# Start of Supplied entries
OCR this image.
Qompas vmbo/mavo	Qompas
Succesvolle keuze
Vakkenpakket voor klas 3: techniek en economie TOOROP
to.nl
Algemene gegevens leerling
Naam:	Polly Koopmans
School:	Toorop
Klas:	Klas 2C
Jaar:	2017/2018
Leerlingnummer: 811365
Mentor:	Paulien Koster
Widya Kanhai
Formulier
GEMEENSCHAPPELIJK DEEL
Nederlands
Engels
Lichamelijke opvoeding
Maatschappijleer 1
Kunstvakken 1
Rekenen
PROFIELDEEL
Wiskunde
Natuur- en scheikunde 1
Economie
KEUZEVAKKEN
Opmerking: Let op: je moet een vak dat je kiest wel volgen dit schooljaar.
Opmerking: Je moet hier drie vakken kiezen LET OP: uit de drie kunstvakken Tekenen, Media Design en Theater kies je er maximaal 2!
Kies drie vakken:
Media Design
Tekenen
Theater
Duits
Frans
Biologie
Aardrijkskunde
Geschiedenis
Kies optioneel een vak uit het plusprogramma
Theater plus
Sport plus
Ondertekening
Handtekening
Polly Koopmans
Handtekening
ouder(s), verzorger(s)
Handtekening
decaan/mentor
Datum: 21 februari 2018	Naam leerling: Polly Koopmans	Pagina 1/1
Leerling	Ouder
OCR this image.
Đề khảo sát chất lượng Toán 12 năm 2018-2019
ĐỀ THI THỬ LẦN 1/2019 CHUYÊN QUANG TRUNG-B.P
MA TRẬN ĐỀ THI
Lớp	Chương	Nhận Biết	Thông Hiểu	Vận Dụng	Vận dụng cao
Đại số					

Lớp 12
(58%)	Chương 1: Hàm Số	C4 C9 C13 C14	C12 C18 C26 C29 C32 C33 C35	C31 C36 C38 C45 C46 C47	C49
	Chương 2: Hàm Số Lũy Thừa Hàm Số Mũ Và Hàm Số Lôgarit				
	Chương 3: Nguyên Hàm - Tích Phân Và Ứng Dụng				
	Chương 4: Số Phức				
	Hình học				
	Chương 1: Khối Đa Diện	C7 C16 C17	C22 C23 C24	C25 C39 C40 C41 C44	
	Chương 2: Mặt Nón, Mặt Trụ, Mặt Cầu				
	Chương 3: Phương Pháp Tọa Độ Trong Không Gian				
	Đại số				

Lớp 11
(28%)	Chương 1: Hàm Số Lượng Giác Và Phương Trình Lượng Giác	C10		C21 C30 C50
# End of Supplied entries
Locate the word "drie" in the records above, and return each line that has it.

Opmerking: Je moet hier drie vakken kiezen LET OP: uit de drie kunstvakken Tekenen, Media Design en Theater kies je er maximaal 2!
Kies drie vakken:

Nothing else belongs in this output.